To do:
Can you retype every record below exactly as written?

Material supplied:
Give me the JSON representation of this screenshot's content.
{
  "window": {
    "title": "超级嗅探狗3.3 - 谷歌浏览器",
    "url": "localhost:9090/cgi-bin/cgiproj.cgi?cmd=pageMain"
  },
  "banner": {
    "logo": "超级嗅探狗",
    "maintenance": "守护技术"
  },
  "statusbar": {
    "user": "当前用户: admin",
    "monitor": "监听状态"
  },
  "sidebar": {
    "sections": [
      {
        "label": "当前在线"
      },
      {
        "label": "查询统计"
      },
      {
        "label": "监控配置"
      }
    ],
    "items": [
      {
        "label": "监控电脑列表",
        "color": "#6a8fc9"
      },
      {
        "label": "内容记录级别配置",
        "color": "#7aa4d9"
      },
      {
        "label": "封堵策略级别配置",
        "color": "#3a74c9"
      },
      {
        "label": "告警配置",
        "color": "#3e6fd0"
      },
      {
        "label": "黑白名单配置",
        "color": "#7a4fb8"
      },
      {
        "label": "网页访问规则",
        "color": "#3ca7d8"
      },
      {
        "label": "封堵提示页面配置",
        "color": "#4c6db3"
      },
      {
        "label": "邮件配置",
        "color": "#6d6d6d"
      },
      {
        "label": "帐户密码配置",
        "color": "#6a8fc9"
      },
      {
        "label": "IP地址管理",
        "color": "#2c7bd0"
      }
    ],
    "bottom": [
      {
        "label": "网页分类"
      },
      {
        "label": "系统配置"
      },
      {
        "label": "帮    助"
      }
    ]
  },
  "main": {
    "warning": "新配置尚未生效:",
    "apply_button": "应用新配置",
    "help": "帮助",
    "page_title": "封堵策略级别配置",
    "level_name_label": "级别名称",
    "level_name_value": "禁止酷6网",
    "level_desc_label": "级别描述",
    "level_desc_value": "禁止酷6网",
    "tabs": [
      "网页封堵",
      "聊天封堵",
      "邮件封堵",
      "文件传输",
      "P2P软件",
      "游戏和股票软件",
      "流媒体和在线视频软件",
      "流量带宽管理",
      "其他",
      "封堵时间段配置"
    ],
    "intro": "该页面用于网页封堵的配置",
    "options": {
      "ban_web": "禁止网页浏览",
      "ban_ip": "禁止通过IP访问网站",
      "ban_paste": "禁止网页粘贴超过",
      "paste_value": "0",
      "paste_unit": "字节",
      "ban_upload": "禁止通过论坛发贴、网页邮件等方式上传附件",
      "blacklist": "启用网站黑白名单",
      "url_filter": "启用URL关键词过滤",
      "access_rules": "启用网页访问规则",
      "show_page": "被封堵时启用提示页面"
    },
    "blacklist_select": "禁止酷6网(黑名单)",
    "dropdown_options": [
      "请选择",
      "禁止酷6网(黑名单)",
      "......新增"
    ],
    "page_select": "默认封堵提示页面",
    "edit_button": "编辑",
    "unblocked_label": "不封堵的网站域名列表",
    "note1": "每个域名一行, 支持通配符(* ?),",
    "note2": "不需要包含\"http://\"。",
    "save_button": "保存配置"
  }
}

Answer to the task:
Give me the JSON representation of this screenshot's content.
{
  "window": {
    "title": "超级嗅探狗3.3 - 谷歌浏览器",
    "url": "localhost:9090/cgi-bin/cgiproj.cgi?cmd=pageMain"
  },
  "banner": {
    "logo": "超级嗅探狗",
    "maintenance": "守护技术"
  },
  "statusbar": {
    "user": "当前用户: admin",
    "monitor": "监听状态"
  },
  "sidebar": {
    "sections": [
      {
        "label": "当前在线"
      },
      {
        "label": "查询统计"
      },
      {
        "label": "监控配置"
      }
    ],
    "items": [
      {
        "label": "监控电脑列表",
        "color": "#6a8fc9"
      },
      {
        "label": "内容记录级别配置",
        "color": "#7aa4d9"
      },
      {
        "label": "封堵策略级别配置",
        "color": "#3a74c9"
      },
      {
        "label": "告警配置",
        "color": "#3e6fd0"
      },
      {
        "label": "黑白名单配置",
        "color": "#7a4fb8"
      },
      {
        "label": "网页访问规则",
        "color": "#3ca7d8"
      },
      {
        "label": "封堵提示页面配置",
        "color": "#4c6db3"
      },
      {
        "label": "邮件配置",
        "color": "#6d6d6d"
      },
      {
        "label": "帐户密码配置",
        "color": "#6a8fc9"
      },
      {
        "label": "IP地址管理",
        "color": "#2c7bd0"
      }
    ],
    "bottom": [
      {
        "label": "网页分类"
      },
      {
        "label": "系统配置"
      },
      {
        "label": "帮    助"
      }
    ]
  },
  "main": {
    "warning": "新配置尚未生效:",
    "apply_button": "应用新配置",
    "help": "帮助",
    "page_title": "封堵策略级别配置",
    "level_name_label": "级别名称",
    "level_name_value": "禁止酷6网",
    "level_desc_label": "级别描述",
    "level_desc_value": "禁止酷6网",
    "tabs": [
      "网页封堵",
      "聊天封堵",
      "邮件封堵",
      "文件传输",
      "P2P软件",
      "游戏和股票软件",
      "流媒体和在线视频软件",
      "流量带宽管理",
      "其他",
      "封堵时间段配置"
    ],
    "intro": "该页面用于网页封堵的配置",
    "options": {
      "ban_web": "禁止网页浏览",
      "ban_ip": "禁止通过IP访问网站",
      "ban_paste": "禁止网页粘贴超过",
      "paste_value": "0",
      "paste_unit": "字节",
      "ban_upload": "禁止通过论坛发贴、网页邮件等方式上传附件",
      "blacklist": "启用网站黑白名单",
      "url_filter": "启用URL关键词过滤",
      "access_rules": "启用网页访问规则",
      "show_page": "被封堵时启用提示页面"
    },
    "blacklist_select": "禁止酷6网(黑名单)",
    "dropdown_options": [
      "请选择",
      "禁止酷6网(黑名单)",
      "......新增"
    ],
    "page_select": "默认封堵提示页面",
    "edit_button": "编辑",
    "unblocked_label": "不封堵的网站域名列表",
    "note1": "每个域名一行, 支持通配符(* ?),",
    "note2": "不需要包含\"http://\"。",
    "save_button": "保存配置"
  }
}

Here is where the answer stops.